# Start of Records for the exercise

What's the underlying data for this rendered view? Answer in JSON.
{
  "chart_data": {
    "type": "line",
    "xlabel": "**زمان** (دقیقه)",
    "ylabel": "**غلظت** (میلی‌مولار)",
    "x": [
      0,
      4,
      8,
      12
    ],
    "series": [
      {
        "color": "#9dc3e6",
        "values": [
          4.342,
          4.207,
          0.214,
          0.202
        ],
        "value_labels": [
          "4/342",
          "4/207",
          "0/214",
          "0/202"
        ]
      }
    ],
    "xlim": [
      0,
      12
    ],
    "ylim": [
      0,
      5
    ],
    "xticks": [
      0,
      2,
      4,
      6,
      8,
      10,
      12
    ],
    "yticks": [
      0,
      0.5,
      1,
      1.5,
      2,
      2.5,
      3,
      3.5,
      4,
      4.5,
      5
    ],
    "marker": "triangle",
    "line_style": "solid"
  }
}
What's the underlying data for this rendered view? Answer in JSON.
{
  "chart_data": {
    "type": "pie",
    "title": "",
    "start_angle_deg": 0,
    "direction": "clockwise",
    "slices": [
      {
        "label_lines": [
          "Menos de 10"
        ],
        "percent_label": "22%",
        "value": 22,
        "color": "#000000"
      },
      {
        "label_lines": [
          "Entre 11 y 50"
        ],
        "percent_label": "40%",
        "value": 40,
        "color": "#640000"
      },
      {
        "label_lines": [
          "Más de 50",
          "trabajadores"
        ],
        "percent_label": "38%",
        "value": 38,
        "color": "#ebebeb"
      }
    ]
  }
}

# End of Records for the exercise

## Problem details
Repeat each entry word for word.

## Exercise output
What's the underlying data for this rendered view? Answer in JSON.
{
  "chart_data": {
    "type": "line",
    "xlabel": "**زمان** (دقیقه)",
    "ylabel": "**غلظت** (میلی‌مولار)",
    "x": [
      0,
      4,
      8,
      12
    ],
    "series": [
      {
        "color": "#9dc3e6",
        "values": [
          4.342,
          4.207,
          0.214,
          0.202
        ],
        "value_labels": [
          "4/342",
          "4/207",
          "0/214",
          "0/202"
        ]
      }
    ],
    "xlim": [
      0,
      12
    ],
    "ylim": [
      0,
      5
    ],
    "xticks": [
      0,
      2,
      4,
      6,
      8,
      10,
      12
    ],
    "yticks": [
      0,
      0.5,
      1,
      1.5,
      2,
      2.5,
      3,
      3.5,
      4,
      4.5,
      5
    ],
    "marker": "triangle",
    "line_style": "solid"
  }
}
What's the underlying data for this rendered view? Answer in JSON.
{
  "chart_data": {
    "type": "pie",
    "title": "",
    "start_angle_deg": 0,
    "direction": "clockwise",
    "slices": [
      {
        "label_lines": [
          "Menos de 10"
        ],
        "percent_label": "22%",
        "value": 22,
        "color": "#000000"
      },
      {
        "label_lines": [
          "Entre 11 y 50"
        ],
        "percent_label": "40%",
        "value": 40,
        "color": "#640000"
      },
      {
        "label_lines": [
          "Más de 50",
          "trabajadores"
        ],
        "percent_label": "38%",
        "value": 38,
        "color": "#ebebeb"
      }
    ]
  }
}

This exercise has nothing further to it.